*What this task involves*: Restate the data below word for word. Skip any images it contains.

*Information shown*:
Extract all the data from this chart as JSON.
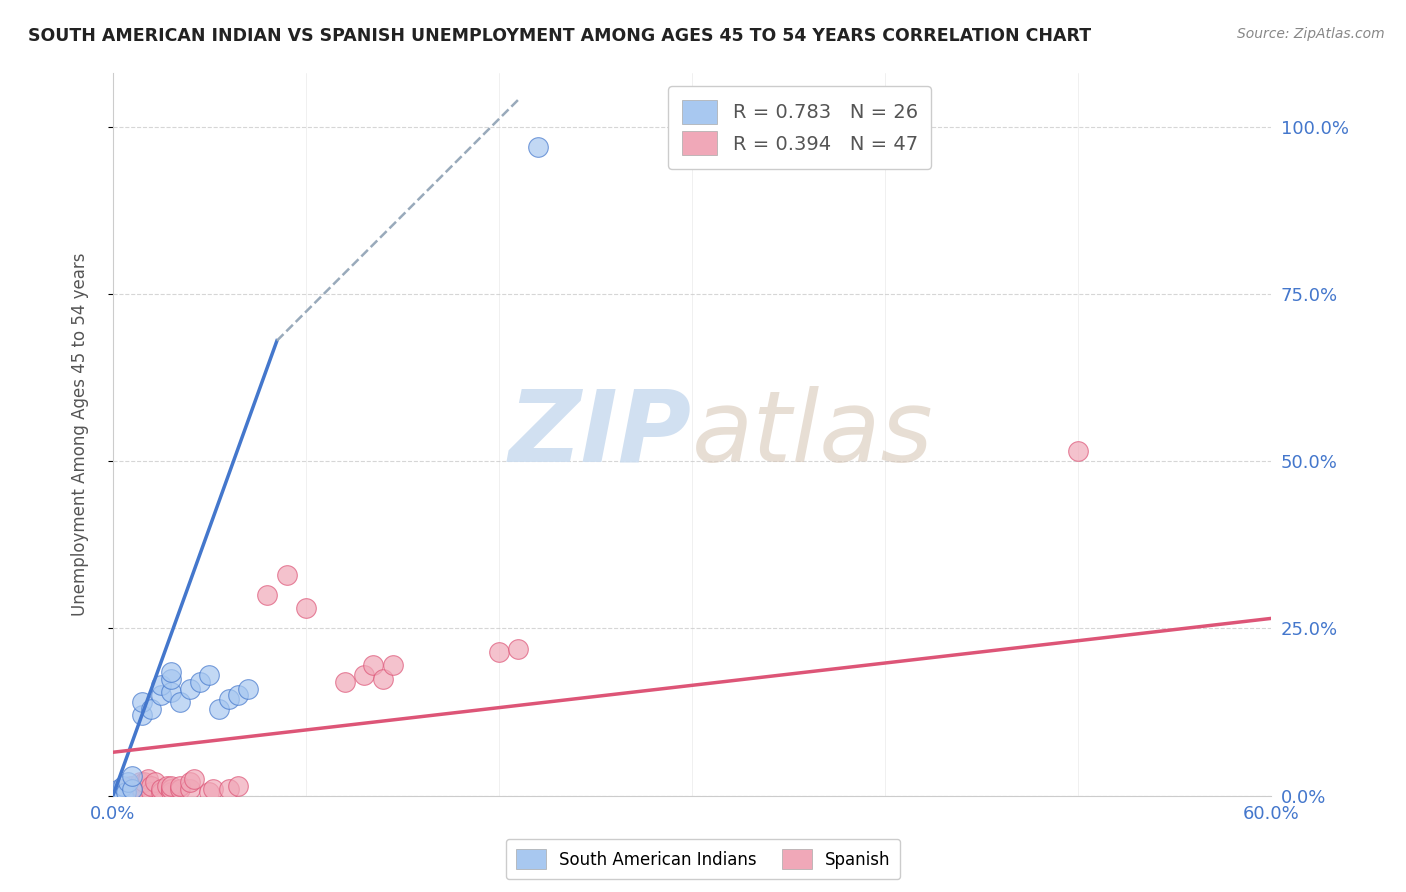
{
  "title": "SOUTH AMERICAN INDIAN VS SPANISH UNEMPLOYMENT AMONG AGES 45 TO 54 YEARS CORRELATION CHART",
  "source": "Source: ZipAtlas.com",
  "ylabel": "Unemployment Among Ages 45 to 54 years",
  "xlim": [
    0,
    0.6
  ],
  "ylim": [
    0,
    1.08
  ],
  "yticks": [
    0,
    0.25,
    0.5,
    0.75,
    1.0
  ],
  "ytick_labels": [
    "0.0%",
    "25.0%",
    "50.0%",
    "75.0%",
    "100.0%"
  ],
  "xtick_left_label": "0.0%",
  "xtick_right_label": "60.0%",
  "blue_R": "0.783",
  "blue_N": "26",
  "pink_R": "0.394",
  "pink_N": "47",
  "blue_color": "#a8c8f0",
  "pink_color": "#f0a8b8",
  "blue_line_color": "#4477cc",
  "pink_line_color": "#dd5577",
  "dashed_line_color": "#99aabb",
  "watermark_color": "#ccddf0",
  "background_color": "#ffffff",
  "grid_color": "#cccccc",
  "blue_scatter": [
    [
      0.0,
      0.0
    ],
    [
      0.002,
      0.005
    ],
    [
      0.003,
      0.01
    ],
    [
      0.005,
      0.0
    ],
    [
      0.005,
      0.015
    ],
    [
      0.007,
      0.005
    ],
    [
      0.008,
      0.02
    ],
    [
      0.01,
      0.01
    ],
    [
      0.01,
      0.03
    ],
    [
      0.015,
      0.12
    ],
    [
      0.015,
      0.14
    ],
    [
      0.02,
      0.13
    ],
    [
      0.025,
      0.15
    ],
    [
      0.025,
      0.165
    ],
    [
      0.03,
      0.155
    ],
    [
      0.03,
      0.175
    ],
    [
      0.03,
      0.185
    ],
    [
      0.035,
      0.14
    ],
    [
      0.04,
      0.16
    ],
    [
      0.045,
      0.17
    ],
    [
      0.05,
      0.18
    ],
    [
      0.055,
      0.13
    ],
    [
      0.06,
      0.145
    ],
    [
      0.065,
      0.15
    ],
    [
      0.07,
      0.16
    ],
    [
      0.22,
      0.97
    ]
  ],
  "pink_scatter": [
    [
      0.0,
      0.0
    ],
    [
      0.002,
      0.005
    ],
    [
      0.003,
      0.0
    ],
    [
      0.004,
      0.01
    ],
    [
      0.005,
      0.005
    ],
    [
      0.006,
      0.01
    ],
    [
      0.007,
      0.005
    ],
    [
      0.008,
      0.01
    ],
    [
      0.009,
      0.015
    ],
    [
      0.01,
      0.0
    ],
    [
      0.01,
      0.01
    ],
    [
      0.01,
      0.015
    ],
    [
      0.012,
      0.01
    ],
    [
      0.013,
      0.015
    ],
    [
      0.014,
      0.02
    ],
    [
      0.015,
      0.01
    ],
    [
      0.016,
      0.02
    ],
    [
      0.018,
      0.025
    ],
    [
      0.02,
      0.005
    ],
    [
      0.02,
      0.015
    ],
    [
      0.022,
      0.02
    ],
    [
      0.025,
      0.005
    ],
    [
      0.025,
      0.01
    ],
    [
      0.028,
      0.015
    ],
    [
      0.03,
      0.005
    ],
    [
      0.03,
      0.01
    ],
    [
      0.03,
      0.015
    ],
    [
      0.035,
      0.01
    ],
    [
      0.035,
      0.015
    ],
    [
      0.04,
      0.01
    ],
    [
      0.04,
      0.02
    ],
    [
      0.042,
      0.025
    ],
    [
      0.05,
      0.005
    ],
    [
      0.052,
      0.01
    ],
    [
      0.06,
      0.01
    ],
    [
      0.065,
      0.015
    ],
    [
      0.08,
      0.3
    ],
    [
      0.09,
      0.33
    ],
    [
      0.1,
      0.28
    ],
    [
      0.12,
      0.17
    ],
    [
      0.13,
      0.18
    ],
    [
      0.135,
      0.195
    ],
    [
      0.14,
      0.175
    ],
    [
      0.145,
      0.195
    ],
    [
      0.2,
      0.215
    ],
    [
      0.21,
      0.22
    ],
    [
      0.5,
      0.515
    ]
  ],
  "blue_trend_x": [
    0.0,
    0.085
  ],
  "blue_trend_y": [
    0.0,
    0.68
  ],
  "dashed_trend_x": [
    0.085,
    0.21
  ],
  "dashed_trend_y": [
    0.68,
    1.04
  ],
  "pink_trend_x": [
    0.0,
    0.6
  ],
  "pink_trend_y": [
    0.065,
    0.265
  ],
  "legend_R_color": "#4477cc",
  "legend_N_color": "#555555",
  "tick_color": "#4477cc",
  "label_color": "#555555"
}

*Solved exercise*:
Extract all the data from this chart as JSON.
{
  "title": "SOUTH AMERICAN INDIAN VS SPANISH UNEMPLOYMENT AMONG AGES 45 TO 54 YEARS CORRELATION CHART",
  "source": "Source: ZipAtlas.com",
  "ylabel": "Unemployment Among Ages 45 to 54 years",
  "xlim": [
    0,
    0.6
  ],
  "ylim": [
    0,
    1.08
  ],
  "yticks": [
    0,
    0.25,
    0.5,
    0.75,
    1.0
  ],
  "ytick_labels": [
    "0.0%",
    "25.0%",
    "50.0%",
    "75.0%",
    "100.0%"
  ],
  "xtick_left_label": "0.0%",
  "xtick_right_label": "60.0%",
  "blue_R": "0.783",
  "blue_N": "26",
  "pink_R": "0.394",
  "pink_N": "47",
  "blue_color": "#a8c8f0",
  "pink_color": "#f0a8b8",
  "blue_line_color": "#4477cc",
  "pink_line_color": "#dd5577",
  "dashed_line_color": "#99aabb",
  "watermark_color": "#ccddf0",
  "background_color": "#ffffff",
  "grid_color": "#cccccc",
  "blue_scatter": [
    [
      0.0,
      0.0
    ],
    [
      0.002,
      0.005
    ],
    [
      0.003,
      0.01
    ],
    [
      0.005,
      0.0
    ],
    [
      0.005,
      0.015
    ],
    [
      0.007,
      0.005
    ],
    [
      0.008,
      0.02
    ],
    [
      0.01,
      0.01
    ],
    [
      0.01,
      0.03
    ],
    [
      0.015,
      0.12
    ],
    [
      0.015,
      0.14
    ],
    [
      0.02,
      0.13
    ],
    [
      0.025,
      0.15
    ],
    [
      0.025,
      0.165
    ],
    [
      0.03,
      0.155
    ],
    [
      0.03,
      0.175
    ],
    [
      0.03,
      0.185
    ],
    [
      0.035,
      0.14
    ],
    [
      0.04,
      0.16
    ],
    [
      0.045,
      0.17
    ],
    [
      0.05,
      0.18
    ],
    [
      0.055,
      0.13
    ],
    [
      0.06,
      0.145
    ],
    [
      0.065,
      0.15
    ],
    [
      0.07,
      0.16
    ],
    [
      0.22,
      0.97
    ]
  ],
  "pink_scatter": [
    [
      0.0,
      0.0
    ],
    [
      0.002,
      0.005
    ],
    [
      0.003,
      0.0
    ],
    [
      0.004,
      0.01
    ],
    [
      0.005,
      0.005
    ],
    [
      0.006,
      0.01
    ],
    [
      0.007,
      0.005
    ],
    [
      0.008,
      0.01
    ],
    [
      0.009,
      0.015
    ],
    [
      0.01,
      0.0
    ],
    [
      0.01,
      0.01
    ],
    [
      0.01,
      0.015
    ],
    [
      0.012,
      0.01
    ],
    [
      0.013,
      0.015
    ],
    [
      0.014,
      0.02
    ],
    [
      0.015,
      0.01
    ],
    [
      0.016,
      0.02
    ],
    [
      0.018,
      0.025
    ],
    [
      0.02,
      0.005
    ],
    [
      0.02,
      0.015
    ],
    [
      0.022,
      0.02
    ],
    [
      0.025,
      0.005
    ],
    [
      0.025,
      0.01
    ],
    [
      0.028,
      0.015
    ],
    [
      0.03,
      0.005
    ],
    [
      0.03,
      0.01
    ],
    [
      0.03,
      0.015
    ],
    [
      0.035,
      0.01
    ],
    [
      0.035,
      0.015
    ],
    [
      0.04,
      0.01
    ],
    [
      0.04,
      0.02
    ],
    [
      0.042,
      0.025
    ],
    [
      0.05,
      0.005
    ],
    [
      0.052,
      0.01
    ],
    [
      0.06,
      0.01
    ],
    [
      0.065,
      0.015
    ],
    [
      0.08,
      0.3
    ],
    [
      0.09,
      0.33
    ],
    [
      0.1,
      0.28
    ],
    [
      0.12,
      0.17
    ],
    [
      0.13,
      0.18
    ],
    [
      0.135,
      0.195
    ],
    [
      0.14,
      0.175
    ],
    [
      0.145,
      0.195
    ],
    [
      0.2,
      0.215
    ],
    [
      0.21,
      0.22
    ],
    [
      0.5,
      0.515
    ]
  ],
  "blue_trend_x": [
    0.0,
    0.085
  ],
  "blue_trend_y": [
    0.0,
    0.68
  ],
  "dashed_trend_x": [
    0.085,
    0.21
  ],
  "dashed_trend_y": [
    0.68,
    1.04
  ],
  "pink_trend_x": [
    0.0,
    0.6
  ],
  "pink_trend_y": [
    0.065,
    0.265
  ],
  "legend_R_color": "#4477cc",
  "legend_N_color": "#555555",
  "tick_color": "#4477cc",
  "label_color": "#555555"
}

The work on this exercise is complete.